begin

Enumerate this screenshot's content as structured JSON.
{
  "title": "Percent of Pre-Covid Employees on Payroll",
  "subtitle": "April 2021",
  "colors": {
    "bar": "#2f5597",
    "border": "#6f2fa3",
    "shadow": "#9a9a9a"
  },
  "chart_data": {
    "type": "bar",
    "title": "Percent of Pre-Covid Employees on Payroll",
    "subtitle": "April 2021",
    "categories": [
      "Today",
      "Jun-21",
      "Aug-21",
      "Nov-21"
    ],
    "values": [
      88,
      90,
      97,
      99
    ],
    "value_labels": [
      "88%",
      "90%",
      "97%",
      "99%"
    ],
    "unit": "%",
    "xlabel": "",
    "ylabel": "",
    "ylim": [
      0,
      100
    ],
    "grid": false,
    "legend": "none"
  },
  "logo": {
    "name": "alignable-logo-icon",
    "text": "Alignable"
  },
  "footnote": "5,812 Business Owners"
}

end
begin

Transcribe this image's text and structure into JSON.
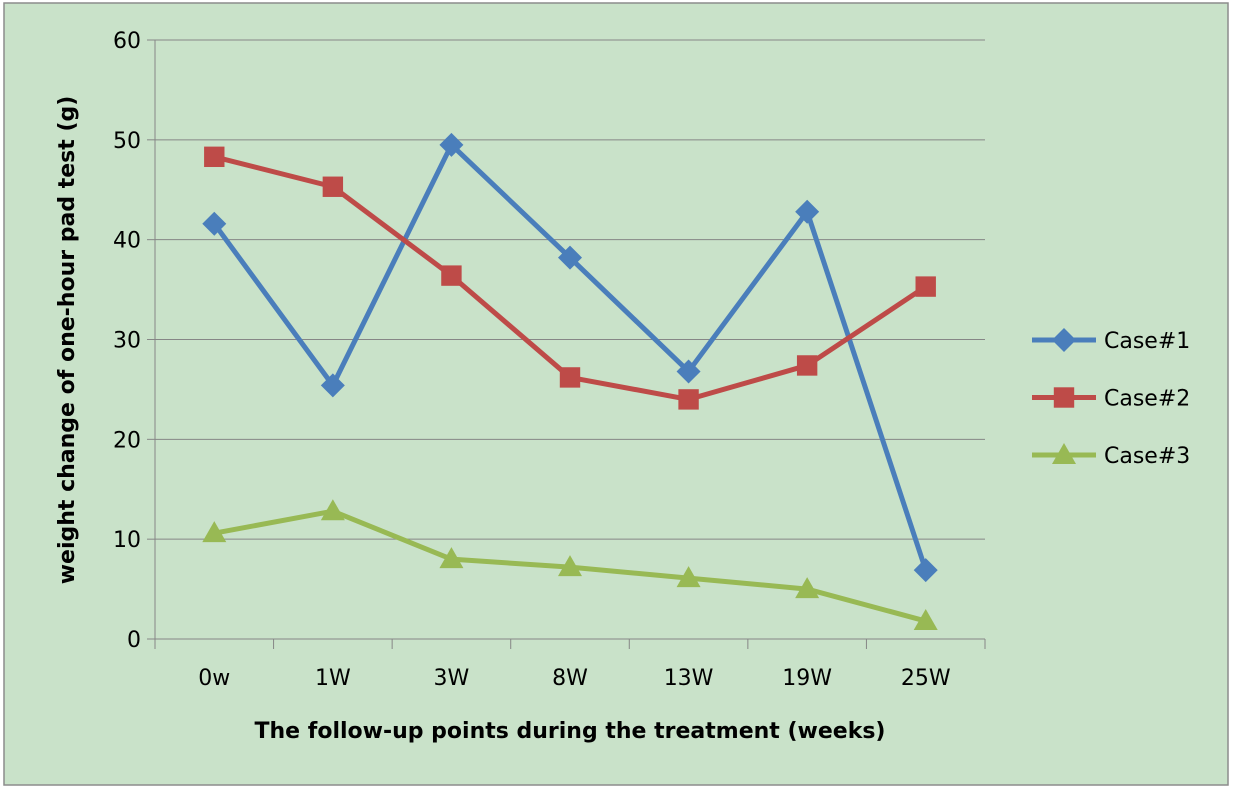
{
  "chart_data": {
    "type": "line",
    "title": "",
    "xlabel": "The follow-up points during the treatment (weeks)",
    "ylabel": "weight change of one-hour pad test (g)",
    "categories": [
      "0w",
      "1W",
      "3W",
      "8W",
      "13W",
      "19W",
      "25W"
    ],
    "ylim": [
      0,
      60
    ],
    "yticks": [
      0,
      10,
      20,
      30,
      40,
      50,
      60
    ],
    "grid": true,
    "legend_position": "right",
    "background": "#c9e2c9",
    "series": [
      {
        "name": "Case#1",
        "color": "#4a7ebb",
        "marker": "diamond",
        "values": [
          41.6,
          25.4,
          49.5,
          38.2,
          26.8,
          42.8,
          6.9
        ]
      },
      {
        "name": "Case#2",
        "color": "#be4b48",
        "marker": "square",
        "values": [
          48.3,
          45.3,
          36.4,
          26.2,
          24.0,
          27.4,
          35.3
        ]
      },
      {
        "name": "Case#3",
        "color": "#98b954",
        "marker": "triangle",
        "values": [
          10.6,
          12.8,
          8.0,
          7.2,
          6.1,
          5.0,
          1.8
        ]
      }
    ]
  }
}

end

Request
Collect every line with the string "JSON" from the records, and copy each.

Answer in full
Enumerate this screenshot's content as structured JSON.
Transcribe this image's text and structure into JSON.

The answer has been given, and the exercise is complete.